(Stored records)
================

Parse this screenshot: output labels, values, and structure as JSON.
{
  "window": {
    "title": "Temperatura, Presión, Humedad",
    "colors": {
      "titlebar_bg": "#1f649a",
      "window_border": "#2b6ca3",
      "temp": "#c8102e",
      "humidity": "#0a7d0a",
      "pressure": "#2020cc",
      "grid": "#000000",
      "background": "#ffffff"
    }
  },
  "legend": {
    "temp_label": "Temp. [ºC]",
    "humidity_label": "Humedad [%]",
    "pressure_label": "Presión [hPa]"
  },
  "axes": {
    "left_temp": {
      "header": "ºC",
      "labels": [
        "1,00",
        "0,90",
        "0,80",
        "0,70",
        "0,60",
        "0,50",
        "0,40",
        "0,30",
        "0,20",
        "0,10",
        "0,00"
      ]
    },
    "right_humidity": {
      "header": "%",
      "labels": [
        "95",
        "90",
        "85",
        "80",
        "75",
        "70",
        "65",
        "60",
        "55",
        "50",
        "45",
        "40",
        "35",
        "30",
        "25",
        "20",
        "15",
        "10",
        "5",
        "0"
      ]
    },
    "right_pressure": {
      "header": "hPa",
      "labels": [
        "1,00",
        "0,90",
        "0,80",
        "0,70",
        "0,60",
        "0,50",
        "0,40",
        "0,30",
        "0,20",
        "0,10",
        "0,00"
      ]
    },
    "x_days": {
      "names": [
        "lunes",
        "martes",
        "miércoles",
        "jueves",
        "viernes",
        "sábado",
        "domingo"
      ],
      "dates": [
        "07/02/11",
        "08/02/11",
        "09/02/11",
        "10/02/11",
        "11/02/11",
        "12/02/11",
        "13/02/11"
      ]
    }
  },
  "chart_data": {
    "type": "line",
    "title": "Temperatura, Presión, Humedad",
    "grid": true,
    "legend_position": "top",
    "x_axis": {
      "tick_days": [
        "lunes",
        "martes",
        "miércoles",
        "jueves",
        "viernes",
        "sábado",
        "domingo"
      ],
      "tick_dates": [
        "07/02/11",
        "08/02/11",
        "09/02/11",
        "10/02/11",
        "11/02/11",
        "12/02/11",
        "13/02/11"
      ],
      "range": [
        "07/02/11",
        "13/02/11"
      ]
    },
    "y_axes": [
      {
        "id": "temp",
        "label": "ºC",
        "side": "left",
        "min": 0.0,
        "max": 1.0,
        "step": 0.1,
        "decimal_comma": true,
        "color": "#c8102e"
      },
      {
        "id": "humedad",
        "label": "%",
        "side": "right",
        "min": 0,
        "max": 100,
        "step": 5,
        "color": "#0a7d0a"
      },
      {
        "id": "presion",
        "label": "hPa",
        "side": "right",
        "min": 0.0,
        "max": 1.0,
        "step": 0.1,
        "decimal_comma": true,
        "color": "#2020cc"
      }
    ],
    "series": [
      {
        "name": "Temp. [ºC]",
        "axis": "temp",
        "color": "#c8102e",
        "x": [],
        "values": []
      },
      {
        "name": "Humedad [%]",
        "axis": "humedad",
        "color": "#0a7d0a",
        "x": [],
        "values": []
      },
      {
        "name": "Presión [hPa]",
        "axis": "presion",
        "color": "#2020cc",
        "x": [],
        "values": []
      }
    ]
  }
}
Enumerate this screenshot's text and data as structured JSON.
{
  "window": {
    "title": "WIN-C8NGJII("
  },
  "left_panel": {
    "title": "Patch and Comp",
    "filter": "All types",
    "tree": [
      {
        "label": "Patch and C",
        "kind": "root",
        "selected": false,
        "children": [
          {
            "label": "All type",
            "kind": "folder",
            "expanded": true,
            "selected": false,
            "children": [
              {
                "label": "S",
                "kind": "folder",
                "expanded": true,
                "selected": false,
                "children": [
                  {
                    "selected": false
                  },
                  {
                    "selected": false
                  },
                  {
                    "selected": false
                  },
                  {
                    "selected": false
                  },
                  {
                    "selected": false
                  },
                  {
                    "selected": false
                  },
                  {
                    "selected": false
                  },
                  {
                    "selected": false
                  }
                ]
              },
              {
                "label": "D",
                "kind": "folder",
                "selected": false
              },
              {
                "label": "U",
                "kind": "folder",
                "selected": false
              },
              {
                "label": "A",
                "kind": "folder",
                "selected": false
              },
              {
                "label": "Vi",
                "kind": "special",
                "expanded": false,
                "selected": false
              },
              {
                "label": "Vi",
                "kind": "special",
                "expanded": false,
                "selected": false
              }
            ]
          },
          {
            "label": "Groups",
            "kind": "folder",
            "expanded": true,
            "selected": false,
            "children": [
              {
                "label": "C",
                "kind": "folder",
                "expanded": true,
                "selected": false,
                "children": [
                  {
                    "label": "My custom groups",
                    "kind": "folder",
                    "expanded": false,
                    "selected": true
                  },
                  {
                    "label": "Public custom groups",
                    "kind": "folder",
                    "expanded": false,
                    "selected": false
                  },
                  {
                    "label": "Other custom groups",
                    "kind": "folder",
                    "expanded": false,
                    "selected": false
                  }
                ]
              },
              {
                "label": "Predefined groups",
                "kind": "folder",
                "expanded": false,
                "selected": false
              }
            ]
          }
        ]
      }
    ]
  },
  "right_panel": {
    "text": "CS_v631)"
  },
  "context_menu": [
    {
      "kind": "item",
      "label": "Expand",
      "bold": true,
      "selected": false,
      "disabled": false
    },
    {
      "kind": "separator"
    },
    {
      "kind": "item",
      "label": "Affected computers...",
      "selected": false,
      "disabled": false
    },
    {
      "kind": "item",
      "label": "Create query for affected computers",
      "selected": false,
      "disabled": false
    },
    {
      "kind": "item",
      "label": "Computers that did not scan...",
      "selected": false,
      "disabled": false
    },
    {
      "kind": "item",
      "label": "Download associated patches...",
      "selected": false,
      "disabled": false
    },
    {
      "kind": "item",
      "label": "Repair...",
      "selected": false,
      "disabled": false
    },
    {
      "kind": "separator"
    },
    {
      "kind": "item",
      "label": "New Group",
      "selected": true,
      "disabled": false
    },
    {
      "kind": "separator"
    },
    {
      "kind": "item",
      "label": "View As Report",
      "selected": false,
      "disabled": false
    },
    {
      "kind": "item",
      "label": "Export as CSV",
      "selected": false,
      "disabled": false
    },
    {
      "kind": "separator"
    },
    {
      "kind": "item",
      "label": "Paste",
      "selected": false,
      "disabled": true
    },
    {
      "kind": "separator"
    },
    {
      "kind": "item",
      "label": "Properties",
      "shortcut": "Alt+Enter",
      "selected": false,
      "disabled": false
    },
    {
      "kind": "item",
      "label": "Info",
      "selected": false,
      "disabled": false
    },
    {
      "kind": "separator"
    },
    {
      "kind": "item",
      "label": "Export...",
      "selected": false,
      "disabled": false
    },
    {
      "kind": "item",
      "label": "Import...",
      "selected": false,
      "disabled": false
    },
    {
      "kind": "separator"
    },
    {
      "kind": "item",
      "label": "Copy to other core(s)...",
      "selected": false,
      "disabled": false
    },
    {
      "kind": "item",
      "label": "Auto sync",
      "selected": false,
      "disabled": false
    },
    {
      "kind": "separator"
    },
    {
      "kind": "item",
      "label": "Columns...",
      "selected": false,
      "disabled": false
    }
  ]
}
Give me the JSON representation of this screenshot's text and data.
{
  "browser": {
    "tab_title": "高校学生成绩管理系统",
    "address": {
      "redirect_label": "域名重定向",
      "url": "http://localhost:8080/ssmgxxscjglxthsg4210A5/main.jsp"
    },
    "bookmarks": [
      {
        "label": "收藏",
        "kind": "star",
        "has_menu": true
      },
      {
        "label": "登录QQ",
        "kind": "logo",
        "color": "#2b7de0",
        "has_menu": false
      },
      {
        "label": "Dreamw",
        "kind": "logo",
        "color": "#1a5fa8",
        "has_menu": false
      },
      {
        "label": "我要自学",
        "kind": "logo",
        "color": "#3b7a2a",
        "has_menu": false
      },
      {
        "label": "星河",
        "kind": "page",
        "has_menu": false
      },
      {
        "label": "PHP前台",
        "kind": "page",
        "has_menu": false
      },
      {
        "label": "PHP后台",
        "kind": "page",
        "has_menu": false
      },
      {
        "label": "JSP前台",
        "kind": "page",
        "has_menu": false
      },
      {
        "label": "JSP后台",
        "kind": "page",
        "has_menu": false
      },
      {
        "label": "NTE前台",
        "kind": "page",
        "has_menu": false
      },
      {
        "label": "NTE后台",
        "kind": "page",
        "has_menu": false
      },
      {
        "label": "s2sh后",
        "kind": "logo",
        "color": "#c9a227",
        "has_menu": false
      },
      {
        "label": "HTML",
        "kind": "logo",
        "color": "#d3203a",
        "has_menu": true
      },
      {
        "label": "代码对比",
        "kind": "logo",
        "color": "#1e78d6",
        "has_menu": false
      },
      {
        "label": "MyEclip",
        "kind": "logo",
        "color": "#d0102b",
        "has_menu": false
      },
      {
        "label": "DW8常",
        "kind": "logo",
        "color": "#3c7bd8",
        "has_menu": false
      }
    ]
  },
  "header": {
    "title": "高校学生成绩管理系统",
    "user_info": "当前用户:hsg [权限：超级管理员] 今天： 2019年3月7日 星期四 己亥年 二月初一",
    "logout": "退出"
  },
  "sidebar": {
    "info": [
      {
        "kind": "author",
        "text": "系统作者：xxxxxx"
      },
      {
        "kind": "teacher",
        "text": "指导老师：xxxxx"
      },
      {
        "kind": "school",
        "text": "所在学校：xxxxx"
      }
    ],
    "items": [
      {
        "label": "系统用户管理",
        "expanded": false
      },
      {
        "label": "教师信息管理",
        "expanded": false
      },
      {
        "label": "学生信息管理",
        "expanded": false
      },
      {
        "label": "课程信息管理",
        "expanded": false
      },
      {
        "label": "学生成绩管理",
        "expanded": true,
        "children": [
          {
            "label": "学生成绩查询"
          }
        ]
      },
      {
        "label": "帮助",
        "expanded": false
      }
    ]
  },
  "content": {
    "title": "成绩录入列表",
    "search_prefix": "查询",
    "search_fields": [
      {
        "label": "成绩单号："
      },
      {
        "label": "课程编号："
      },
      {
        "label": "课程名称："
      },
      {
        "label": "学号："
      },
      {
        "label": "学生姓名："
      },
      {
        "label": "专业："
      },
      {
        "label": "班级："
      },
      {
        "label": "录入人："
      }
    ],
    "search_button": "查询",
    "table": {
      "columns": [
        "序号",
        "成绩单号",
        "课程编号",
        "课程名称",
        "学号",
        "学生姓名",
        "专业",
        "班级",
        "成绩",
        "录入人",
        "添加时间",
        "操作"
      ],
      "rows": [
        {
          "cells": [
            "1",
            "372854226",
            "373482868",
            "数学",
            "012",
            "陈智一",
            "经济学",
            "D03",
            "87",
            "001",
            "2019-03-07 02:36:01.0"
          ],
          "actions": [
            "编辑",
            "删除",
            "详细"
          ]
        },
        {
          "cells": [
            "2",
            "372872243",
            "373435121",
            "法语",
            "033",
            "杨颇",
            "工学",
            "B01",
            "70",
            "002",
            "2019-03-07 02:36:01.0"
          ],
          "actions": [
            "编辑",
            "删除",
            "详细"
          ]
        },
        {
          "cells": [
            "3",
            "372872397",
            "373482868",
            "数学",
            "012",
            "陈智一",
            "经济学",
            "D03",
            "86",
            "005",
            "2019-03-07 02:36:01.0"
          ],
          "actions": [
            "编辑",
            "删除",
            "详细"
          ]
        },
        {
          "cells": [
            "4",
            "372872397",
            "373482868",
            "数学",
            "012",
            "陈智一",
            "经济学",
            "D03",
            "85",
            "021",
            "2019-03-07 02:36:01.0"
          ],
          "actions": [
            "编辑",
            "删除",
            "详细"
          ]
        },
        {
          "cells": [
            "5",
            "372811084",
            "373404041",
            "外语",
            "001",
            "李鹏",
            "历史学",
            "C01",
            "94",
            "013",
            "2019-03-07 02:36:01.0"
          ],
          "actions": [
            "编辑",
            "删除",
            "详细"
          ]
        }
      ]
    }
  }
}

================

EXERCISE BRIEF: Search the preceding listing for "custom" and extract every line where it is found.

RESULT FOR THIS TASK:
                    "label": "My custom groups",
                    "label": "Public custom groups",
                    "label": "Other custom groups",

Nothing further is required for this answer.